● **The data**
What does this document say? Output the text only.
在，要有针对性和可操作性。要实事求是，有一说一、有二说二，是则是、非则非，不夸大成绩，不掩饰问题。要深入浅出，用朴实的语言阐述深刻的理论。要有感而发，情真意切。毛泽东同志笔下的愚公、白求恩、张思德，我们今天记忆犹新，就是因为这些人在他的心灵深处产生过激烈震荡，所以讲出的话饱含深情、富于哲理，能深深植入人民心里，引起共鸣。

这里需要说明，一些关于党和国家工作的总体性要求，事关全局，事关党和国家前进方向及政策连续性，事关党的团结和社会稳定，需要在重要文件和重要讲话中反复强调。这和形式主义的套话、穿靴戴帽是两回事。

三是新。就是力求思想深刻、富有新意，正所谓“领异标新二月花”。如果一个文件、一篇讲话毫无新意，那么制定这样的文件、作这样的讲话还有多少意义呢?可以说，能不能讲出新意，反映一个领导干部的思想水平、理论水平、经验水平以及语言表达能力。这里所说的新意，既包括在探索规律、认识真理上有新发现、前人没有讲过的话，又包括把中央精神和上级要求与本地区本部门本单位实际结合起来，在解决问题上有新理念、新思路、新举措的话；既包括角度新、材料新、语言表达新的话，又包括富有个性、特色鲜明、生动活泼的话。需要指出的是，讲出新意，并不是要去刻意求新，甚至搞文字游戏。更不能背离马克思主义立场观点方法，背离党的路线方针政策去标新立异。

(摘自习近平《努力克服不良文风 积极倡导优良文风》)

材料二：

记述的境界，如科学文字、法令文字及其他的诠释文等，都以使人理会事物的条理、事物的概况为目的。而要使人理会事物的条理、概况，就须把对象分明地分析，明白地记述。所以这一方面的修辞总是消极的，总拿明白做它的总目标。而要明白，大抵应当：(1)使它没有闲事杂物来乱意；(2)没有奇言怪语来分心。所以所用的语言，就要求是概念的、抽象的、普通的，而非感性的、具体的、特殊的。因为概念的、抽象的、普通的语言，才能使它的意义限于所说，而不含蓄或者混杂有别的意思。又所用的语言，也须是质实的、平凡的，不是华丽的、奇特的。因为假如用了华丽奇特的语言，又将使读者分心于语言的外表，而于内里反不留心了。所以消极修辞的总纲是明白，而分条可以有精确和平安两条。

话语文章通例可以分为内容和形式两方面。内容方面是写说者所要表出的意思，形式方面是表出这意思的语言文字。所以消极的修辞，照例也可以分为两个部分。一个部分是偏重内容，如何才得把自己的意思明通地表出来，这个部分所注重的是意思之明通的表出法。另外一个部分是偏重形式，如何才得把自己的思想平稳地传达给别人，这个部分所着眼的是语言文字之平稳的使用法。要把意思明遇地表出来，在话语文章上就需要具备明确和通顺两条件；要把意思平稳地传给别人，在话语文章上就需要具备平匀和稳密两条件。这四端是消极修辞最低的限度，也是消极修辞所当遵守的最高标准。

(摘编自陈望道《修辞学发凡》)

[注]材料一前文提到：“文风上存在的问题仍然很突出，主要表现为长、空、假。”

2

● **Exercise instructions**
Write every line of the material above again, exactly.

● **Task answer**
What does this document say? Output the text only.
在，要有针对性和可操作性。要实事求是，有一说一、有二说二，是则是、非则非，不夸大成绩，不掩饰问题。要深入浅出，用朴实的语言阐述深刻的理论。要有感而发，情真意切。毛泽东同志笔下的愚公、白求恩、张思德，我们今天记忆犹新，就是因为这些人在他的心灵深处产生过激烈震荡，所以讲出的话饱含深情、富于哲理，能深深植入人民心里，引起共鸣。

这里需要说明，一些关于党和国家工作的总体性要求，事关全局，事关党和国家前进方向及政策连续性，事关党的团结和社会稳定，需要在重要文件和重要讲话中反复强调。这和形式主义的套话、穿靴戴帽是两回事。

三是新。就是力求思想深刻、富有新意，正所谓“领异标新二月花”。如果一个文件、一篇讲话毫无新意，那么制定这样的文件、作这样的讲话还有多少意义呢?可以说，能不能讲出新意，反映一个领导干部的思想水平、理论水平、经验水平以及语言表达能力。这里所说的新意，既包括在探索规律、认识真理上有新发现、前人没有讲过的话，又包括把中央精神和上级要求与本地区本部门本单位实际结合起来，在解决问题上有新理念、新思路、新举措的话；既包括角度新、材料新、语言表达新的话，又包括富有个性、特色鲜明、生动活泼的话。需要指出的是，讲出新意，并不是要去刻意求新，甚至搞文字游戏。更不能背离马克思主义立场观点方法，背离党的路线方针政策去标新立异。

(摘自习近平《努力克服不良文风 积极倡导优良文风》)

材料二：

记述的境界，如科学文字、法令文字及其他的诠释文等，都以使人理会事物的条理、事物的概况为目的。而要使人理会事物的条理、概况，就须把对象分明地分析，明白地记述。所以这一方面的修辞总是消极的，总拿明白做它的总目标。而要明白，大抵应当：(1)使它没有闲事杂物来乱意；(2)没有奇言怪语来分心。所以所用的语言，就要求是概念的、抽象的、普通的，而非感性的、具体的、特殊的。因为概念的、抽象的、普通的语言，才能使它的意义限于所说，而不含蓄或者混杂有别的意思。又所用的语言，也须是质实的、平凡的，不是华丽的、奇特的。因为假如用了华丽奇特的语言，又将使读者分心于语言的外表，而于内里反不留心了。所以消极修辞的总纲是明白，而分条可以有精确和平安两条。

话语文章通例可以分为内容和形式两方面。内容方面是写说者所要表出的意思，形式方面是表出这意思的语言文字。所以消极的修辞，照例也可以分为两个部分。一个部分是偏重内容，如何才得把自己的意思明通地表出来，这个部分所注重的是意思之明通的表出法。另外一个部分是偏重形式，如何才得把自己的思想平稳地传达给别人，这个部分所着眼的是语言文字之平稳的使用法。要把意思明遇地表出来，在话语文章上就需要具备明确和通顺两条件；要把意思平稳地传给别人，在话语文章上就需要具备平匀和稳密两条件。这四端是消极修辞最低的限度，也是消极修辞所当遵守的最高标准。

(摘编自陈望道《修辞学发凡》)

[注]材料一前文提到：“文风上存在的问题仍然很突出，主要表现为长、空、假。”

2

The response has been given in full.